What is expected -
Reproduce every record below exactly as it appears.
(begin)
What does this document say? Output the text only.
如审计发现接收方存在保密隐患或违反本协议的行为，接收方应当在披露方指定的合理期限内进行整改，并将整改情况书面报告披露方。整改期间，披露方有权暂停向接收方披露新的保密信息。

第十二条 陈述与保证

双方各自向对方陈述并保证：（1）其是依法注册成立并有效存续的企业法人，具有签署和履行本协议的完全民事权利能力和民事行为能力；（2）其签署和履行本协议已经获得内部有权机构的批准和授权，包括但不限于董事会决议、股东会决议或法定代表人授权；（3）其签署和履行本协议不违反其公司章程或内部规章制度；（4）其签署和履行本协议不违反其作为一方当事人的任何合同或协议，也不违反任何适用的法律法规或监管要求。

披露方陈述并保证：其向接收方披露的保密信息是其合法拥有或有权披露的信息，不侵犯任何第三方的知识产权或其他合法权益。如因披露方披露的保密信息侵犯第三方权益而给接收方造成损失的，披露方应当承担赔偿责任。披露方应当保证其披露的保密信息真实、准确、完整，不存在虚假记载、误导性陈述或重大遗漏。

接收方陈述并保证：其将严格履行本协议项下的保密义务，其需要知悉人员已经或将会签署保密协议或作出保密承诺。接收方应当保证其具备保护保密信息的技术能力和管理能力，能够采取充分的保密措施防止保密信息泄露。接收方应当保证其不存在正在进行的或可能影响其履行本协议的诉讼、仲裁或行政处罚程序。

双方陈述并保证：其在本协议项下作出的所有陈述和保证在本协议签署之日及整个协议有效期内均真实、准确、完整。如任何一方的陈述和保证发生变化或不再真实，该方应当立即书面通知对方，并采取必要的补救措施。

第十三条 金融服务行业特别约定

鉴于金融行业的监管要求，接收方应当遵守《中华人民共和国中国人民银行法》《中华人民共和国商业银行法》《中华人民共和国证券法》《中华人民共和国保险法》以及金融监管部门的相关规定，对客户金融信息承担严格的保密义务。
(end)
Output for this task -
What does this document say? Output the text only.
如审计发现接收方存在保密隐患或违反本协议的行为，接收方应当在披露方指定的合理期限内进行整改，并将整改情况书面报告披露方。整改期间，披露方有权暂停向接收方披露新的保密信息。

第十二条 陈述与保证

双方各自向对方陈述并保证：（1）其是依法注册成立并有效存续的企业法人，具有签署和履行本协议的完全民事权利能力和民事行为能力；（2）其签署和履行本协议已经获得内部有权机构的批准和授权，包括但不限于董事会决议、股东会决议或法定代表人授权；（3）其签署和履行本协议不违反其公司章程或内部规章制度；（4）其签署和履行本协议不违反其作为一方当事人的任何合同或协议，也不违反任何适用的法律法规或监管要求。

披露方陈述并保证：其向接收方披露的保密信息是其合法拥有或有权披露的信息，不侵犯任何第三方的知识产权或其他合法权益。如因披露方披露的保密信息侵犯第三方权益而给接收方造成损失的，披露方应当承担赔偿责任。披露方应当保证其披露的保密信息真实、准确、完整，不存在虚假记载、误导性陈述或重大遗漏。

接收方陈述并保证：其将严格履行本协议项下的保密义务，其需要知悉人员已经或将会签署保密协议或作出保密承诺。接收方应当保证其具备保护保密信息的技术能力和管理能力，能够采取充分的保密措施防止保密信息泄露。接收方应当保证其不存在正在进行的或可能影响其履行本协议的诉讼、仲裁或行政处罚程序。

双方陈述并保证：其在本协议项下作出的所有陈述和保证在本协议签署之日及整个协议有效期内均真实、准确、完整。如任何一方的陈述和保证发生变化或不再真实，该方应当立即书面通知对方，并采取必要的补救措施。

第十三条 金融服务行业特别约定

鉴于金融行业的监管要求，接收方应当遵守《中华人民共和国中国人民银行法》《中华人民共和国商业银行法》《中华人民共和国证券法》《中华人民共和国保险法》以及金融监管部门的相关规定，对客户金融信息承担严格的保密义务。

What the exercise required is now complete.